- _Your task_
Write every record out again exactly, and keep images out of it.

─── Dataset excerpts

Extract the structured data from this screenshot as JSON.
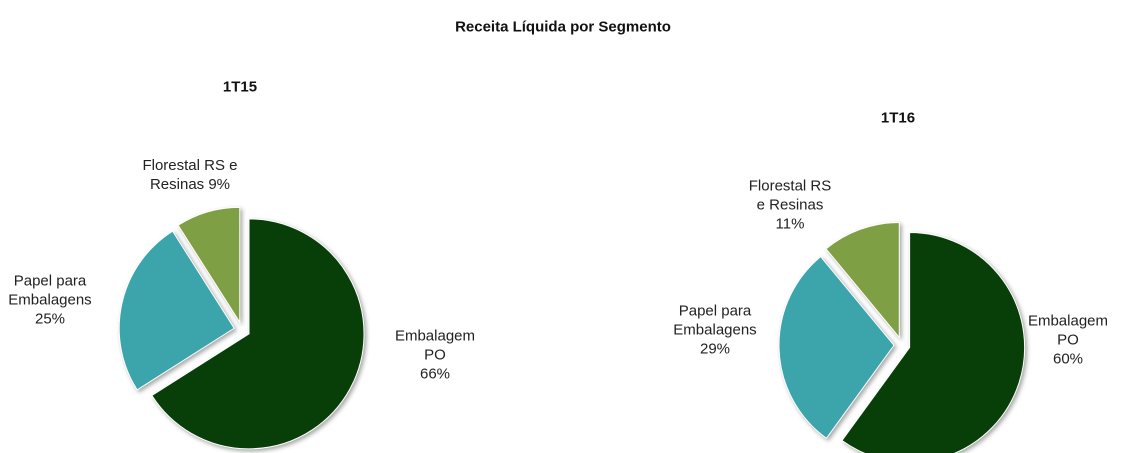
{
  "title": "Receita Líquida por Segmento",
  "chart_data": [
    {
      "type": "pie",
      "title": "1T15",
      "categories": [
        "Embalagem PO",
        "Papel para Embalagens",
        "Florestal RS e Resinas"
      ],
      "values": [
        66,
        25,
        9
      ],
      "value_labels": [
        "66%",
        "25%",
        "9%"
      ],
      "colors": [
        "#083f08",
        "#3ba5ab",
        "#7f9f45"
      ]
    },
    {
      "type": "pie",
      "title": "1T16",
      "categories": [
        "Embalagem PO",
        "Papel para Embalagens",
        "Florestal RS e Resinas"
      ],
      "values": [
        60,
        29,
        11
      ],
      "value_labels": [
        "60%",
        "29%",
        "11%"
      ],
      "colors": [
        "#083f08",
        "#3ba5ab",
        "#7f9f45"
      ]
    }
  ]
}
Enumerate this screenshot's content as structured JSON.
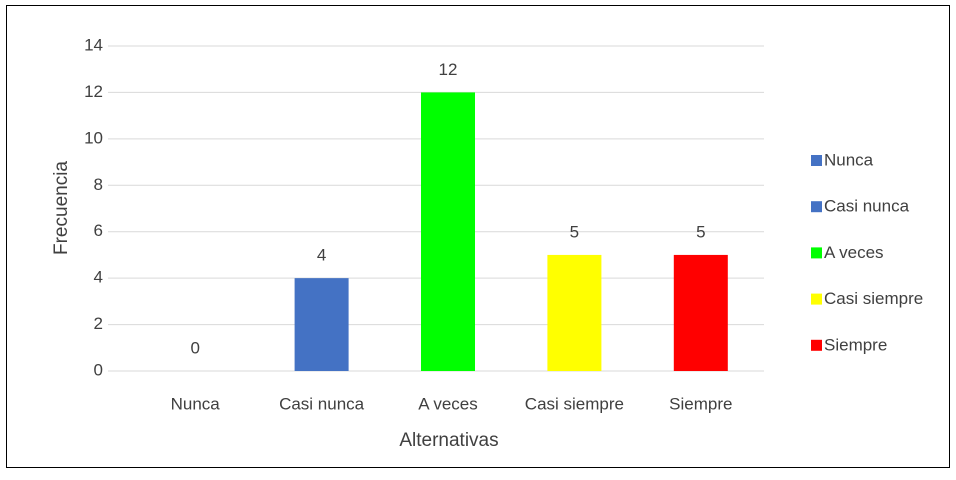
{
  "chart_data": {
    "type": "bar",
    "categories": [
      "Nunca",
      "Casi nunca",
      "A veces",
      "Casi siempre",
      "Siempre"
    ],
    "values": [
      0,
      4,
      12,
      5,
      5
    ],
    "colors": [
      "#4472c4",
      "#4472c4",
      "#00ff00",
      "#ffff00",
      "#ff0000"
    ],
    "xlabel": "Alternativas",
    "ylabel": "Frecuencia",
    "ylim": [
      0,
      14
    ],
    "yticks": [
      0,
      2,
      4,
      6,
      8,
      10,
      12,
      14
    ],
    "grid": true,
    "legend": "right",
    "data_labels": true
  }
}
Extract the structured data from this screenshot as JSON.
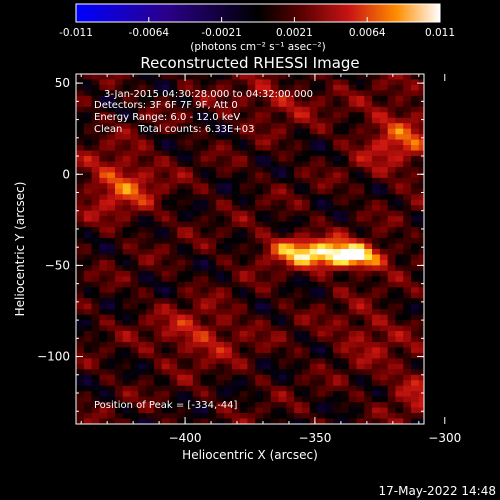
{
  "colorbar": {
    "ticks": [
      "-0.011",
      "-0.0064",
      "-0.0021",
      "0.0021",
      "0.0064",
      "0.011"
    ],
    "units_label": "(photons cm⁻² s⁻¹ asec⁻²)",
    "range": [
      -0.011,
      0.011
    ]
  },
  "plot": {
    "title": "Reconstructed RHESSI Image",
    "info_lines": [
      "3-Jan-2015 04:30:28.000 to 04:32:00.000",
      "Detectors: 3F 6F 7F 9F, Att 0",
      "Energy Range: 6.0 - 12.0 keV",
      "Clean     Total counts: 6.33E+03"
    ],
    "peak_label": "Position of Peak = [-334,-44]",
    "timestamp": "17-May-2022 14:48"
  },
  "chart_data": {
    "type": "heatmap",
    "title": "Reconstructed RHESSI Image",
    "xlabel": "Heliocentric X (arcsec)",
    "ylabel": "Heliocentric Y (arcsec)",
    "xlim": [
      -442,
      -308
    ],
    "ylim": [
      -137,
      55
    ],
    "xticks": [
      -400,
      -350,
      -300
    ],
    "yticks": [
      50,
      0,
      -50,
      -100
    ],
    "colormap": "rainbow-hot",
    "clim": [
      -0.011,
      0.011
    ],
    "peak": {
      "x": -334,
      "y": -44
    },
    "sources": [
      {
        "x": -336,
        "y": -45,
        "sx": 9,
        "sy": 5,
        "amp": 0.011
      },
      {
        "x": -356,
        "y": -42,
        "sx": 10,
        "sy": 6,
        "amp": 0.0072
      },
      {
        "x": -425,
        "y": -5,
        "sx": 10,
        "sy": 12,
        "amp": 0.0052
      },
      {
        "x": -318,
        "y": 20,
        "sx": 10,
        "sy": 14,
        "amp": 0.0046
      },
      {
        "x": -395,
        "y": -88,
        "sx": 12,
        "sy": 10,
        "amp": 0.004
      },
      {
        "x": -310,
        "y": -118,
        "sx": 9,
        "sy": 9,
        "amp": 0.0036
      },
      {
        "x": -365,
        "y": 40,
        "sx": 12,
        "sy": 8,
        "amp": 0.003
      },
      {
        "x": -330,
        "y": -88,
        "sx": 10,
        "sy": 10,
        "amp": 0.003
      }
    ]
  }
}
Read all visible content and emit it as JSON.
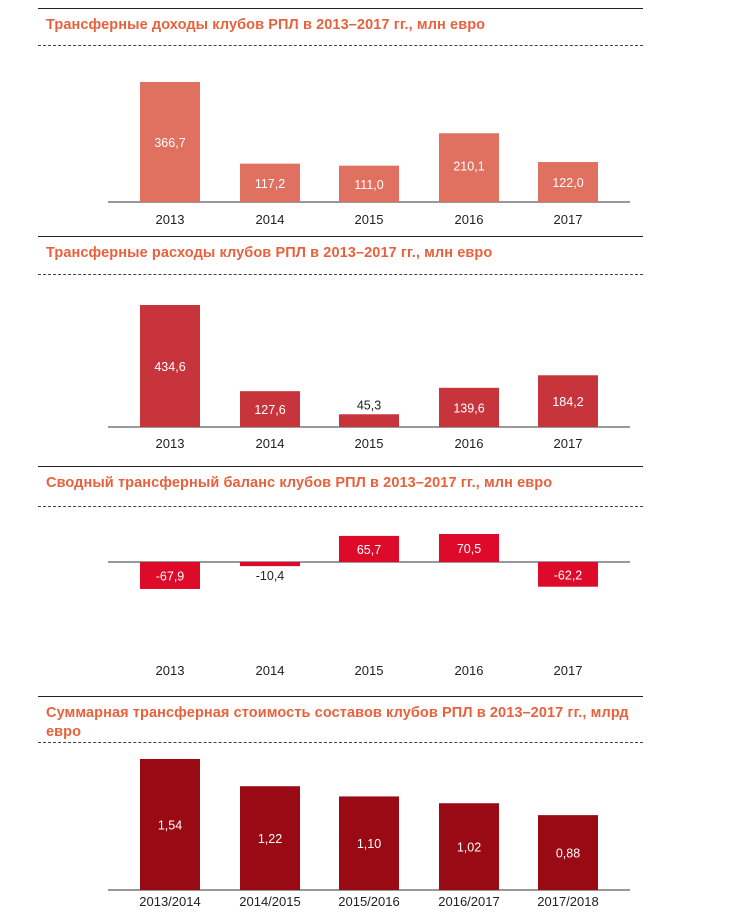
{
  "chart_data": [
    {
      "type": "bar",
      "title": "Трансферные доходы клубов РПЛ в 2013–2017 гг., млн евро",
      "categories": [
        "2013",
        "2014",
        "2015",
        "2016",
        "2017"
      ],
      "values": [
        366.7,
        117.2,
        111.0,
        210.1,
        122.0
      ],
      "labels": [
        "366,7",
        "117,2",
        "111,0",
        "210,1",
        "122,0"
      ],
      "color": "#e07060",
      "grid": false
    },
    {
      "type": "bar",
      "title": "Трансферные расходы клубов РПЛ в 2013–2017 гг., млн евро",
      "categories": [
        "2013",
        "2014",
        "2015",
        "2016",
        "2017"
      ],
      "values": [
        434.6,
        127.6,
        45.3,
        139.6,
        184.2
      ],
      "labels": [
        "434,6",
        "127,6",
        "45,3",
        "139,6",
        "184,2"
      ],
      "color": "#c8343c",
      "grid": false
    },
    {
      "type": "bar",
      "title": "Сводный трансферный баланс клубов РПЛ в 2013–2017 гг., млн евро",
      "categories": [
        "2013",
        "2014",
        "2015",
        "2016",
        "2017"
      ],
      "values": [
        -67.9,
        -10.4,
        65.7,
        70.5,
        -62.2
      ],
      "labels": [
        "-67,9",
        "-10,4",
        "65,7",
        "70,5",
        "-62,2"
      ],
      "color": "#dd0a2a",
      "grid": false
    },
    {
      "type": "bar",
      "title": "Суммарная трансферная стоимость составов клубов РПЛ в 2013–2017 гг., млрд евро",
      "categories": [
        "2013/2014",
        "2014/2015",
        "2015/2016",
        "2016/2017",
        "2017/2018"
      ],
      "values": [
        1.54,
        1.22,
        1.1,
        1.02,
        0.88
      ],
      "labels": [
        "1,54",
        "1,22",
        "1,10",
        "1,02",
        "0,88"
      ],
      "color": "#9a0a14",
      "grid": false
    }
  ]
}
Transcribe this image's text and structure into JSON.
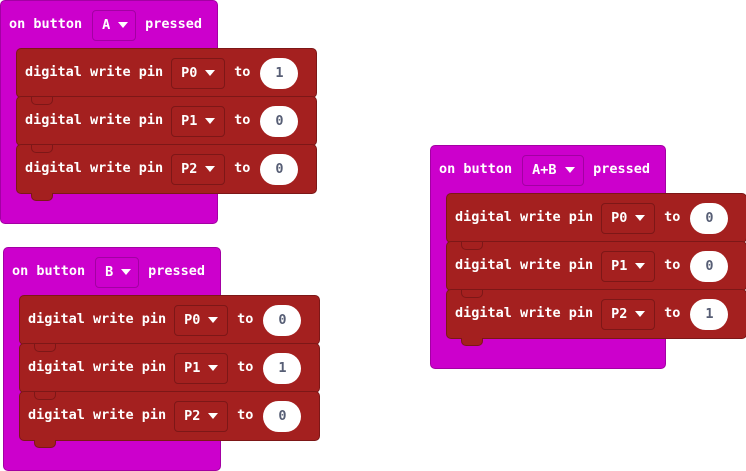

──────

- _Correct response_
Extract the structured data from this screenshot as JSON.
{
  "title": "Receita Líquida por Segmento",
  "chart_data": [
    {
      "type": "pie",
      "title": "1T15",
      "categories": [
        "Embalagem PO",
        "Papel para Embalagens",
        "Florestal RS e Resinas"
      ],
      "values": [
        66,
        25,
        9
      ],
      "value_labels": [
        "66%",
        "25%",
        "9%"
      ],
      "colors": [
        "#083f08",
        "#3ba5ab",
        "#7f9f45"
      ]
    },
    {
      "type": "pie",
      "title": "1T16",
      "categories": [
        "Embalagem PO",
        "Papel para Embalagens",
        "Florestal RS e Resinas"
      ],
      "values": [
        60,
        29,
        11
      ],
      "value_labels": [
        "60%",
        "29%",
        "11%"
      ],
      "colors": [
        "#083f08",
        "#3ba5ab",
        "#7f9f45"
      ]
    }
  ]
}
Enumerate this screenshot's content as structured JSON.
{
  "chart_data": {
    "type": "bar",
    "categories": [
      "Nunca",
      "Casi nunca",
      "A veces",
      "Casi siempre",
      "Siempre"
    ],
    "values": [
      0,
      4,
      12,
      5,
      5
    ],
    "colors": [
      "#4472c4",
      "#4472c4",
      "#00ff00",
      "#ffff00",
      "#ff0000"
    ],
    "xlabel": "Alternativas",
    "ylabel": "Frecuencia",
    "ylim": [
      0,
      14
    ],
    "yticks": [
      0,
      2,
      4,
      6,
      8,
      10,
      12,
      14
    ],
    "grid": true,
    "legend": "right",
    "data_labels": true
  }
}
Extract the structured data from this screenshot as JSON.
{
  "colorbar": {
    "ticks": [
      "-0.011",
      "-0.0064",
      "-0.0021",
      "0.0021",
      "0.0064",
      "0.011"
    ],
    "units_label": "(photons cm⁻² s⁻¹ asec⁻²)",
    "range": [
      -0.011,
      0.011
    ]
  },
  "plot": {
    "title": "Reconstructed RHESSI Image",
    "info_lines": [
      "3-Jan-2015 04:30:28.000 to 04:32:00.000",
      "Detectors: 3F 6F 7F 9F, Att 0",
      "Energy Range: 6.0 - 12.0 keV",
      "Clean     Total counts: 6.33E+03"
    ],
    "peak_label": "Position of Peak = [-334,-44]",
    "timestamp": "17-May-2022 14:48"
  },
  "chart_data": {
    "type": "heatmap",
    "title": "Reconstructed RHESSI Image",
    "xlabel": "Heliocentric X (arcsec)",
    "ylabel": "Heliocentric Y (arcsec)",
    "xlim": [
      -442,
      -308
    ],
    "ylim": [
      -137,
      55
    ],
    "xticks": [
      -400,
      -350,
      -300
    ],
    "yticks": [
      50,
      0,
      -50,
      -100
    ],
    "colormap": "rainbow-hot",
    "clim": [
      -0.011,
      0.011
    ],
    "peak": {
      "x": -334,
      "y": -44
    },
    "sources": [
      {
        "x": -336,
        "y": -45,
        "sx": 9,
        "sy": 5,
        "amp": 0.011
      },
      {
        "x": -356,
        "y": -42,
        "sx": 10,
        "sy": 6,
        "amp": 0.0072
      },
      {
        "x": -425,
        "y": -5,
        "sx": 10,
        "sy": 12,
        "amp": 0.0052
      },
      {
        "x": -318,
        "y": 20,
        "sx": 10,
        "sy": 14,
        "amp": 0.0046
      },
      {
        "x": -395,
        "y": -88,
        "sx": 12,
        "sy": 10,
        "amp": 0.004
      },
      {
        "x": -310,
        "y": -118,
        "sx": 9,
        "sy": 9,
        "amp": 0.0036
      },
      {
        "x": -365,
        "y": 40,
        "sx": 12,
        "sy": 8,
        "amp": 0.003
      },
      {
        "x": -330,
        "y": -88,
        "sx": 10,
        "sy": 10,
        "amp": 0.003
      }
    ]
  }
}
Read all visible content and emit it as JSON.
{
  "chart_data": [
    {
      "type": "bar",
      "title": "Трансферные доходы клубов РПЛ в 2013–2017 гг., млн евро",
      "categories": [
        "2013",
        "2014",
        "2015",
        "2016",
        "2017"
      ],
      "values": [
        366.7,
        117.2,
        111.0,
        210.1,
        122.0
      ],
      "labels": [
        "366,7",
        "117,2",
        "111,0",
        "210,1",
        "122,0"
      ],
      "color": "#e07060",
      "grid": false
    },
    {
      "type": "bar",
      "title": "Трансферные расходы клубов РПЛ в 2013–2017 гг., млн евро",
      "categories": [
        "2013",
        "2014",
        "2015",
        "2016",
        "2017"
      ],
      "values": [
        434.6,
        127.6,
        45.3,
        139.6,
        184.2
      ],
      "labels": [
        "434,6",
        "127,6",
        "45,3",
        "139,6",
        "184,2"
      ],
      "color": "#c8343c",
      "grid": false
    },
    {
      "type": "bar",
      "title": "Сводный трансферный баланс клубов РПЛ в 2013–2017 гг., млн евро",
      "categories": [
        "2013",
        "2014",
        "2015",
        "2016",
        "2017"
      ],
      "values": [
        -67.9,
        -10.4,
        65.7,
        70.5,
        -62.2
      ],
      "labels": [
        "-67,9",
        "-10,4",
        "65,7",
        "70,5",
        "-62,2"
      ],
      "color": "#dd0a2a",
      "grid": false
    },
    {
      "type": "bar",
      "title": "Суммарная трансферная стоимость составов клубов РПЛ в 2013–2017 гг., млрд евро",
      "categories": [
        "2013/2014",
        "2014/2015",
        "2015/2016",
        "2016/2017",
        "2017/2018"
      ],
      "values": [
        1.54,
        1.22,
        1.1,
        1.02,
        0.88
      ],
      "labels": [
        "1,54",
        "1,22",
        "1,10",
        "1,02",
        "0,88"
      ],
      "color": "#9a0a14",
      "grid": false
    }
  ]
}
Transcribe this image's text and structure into JSON.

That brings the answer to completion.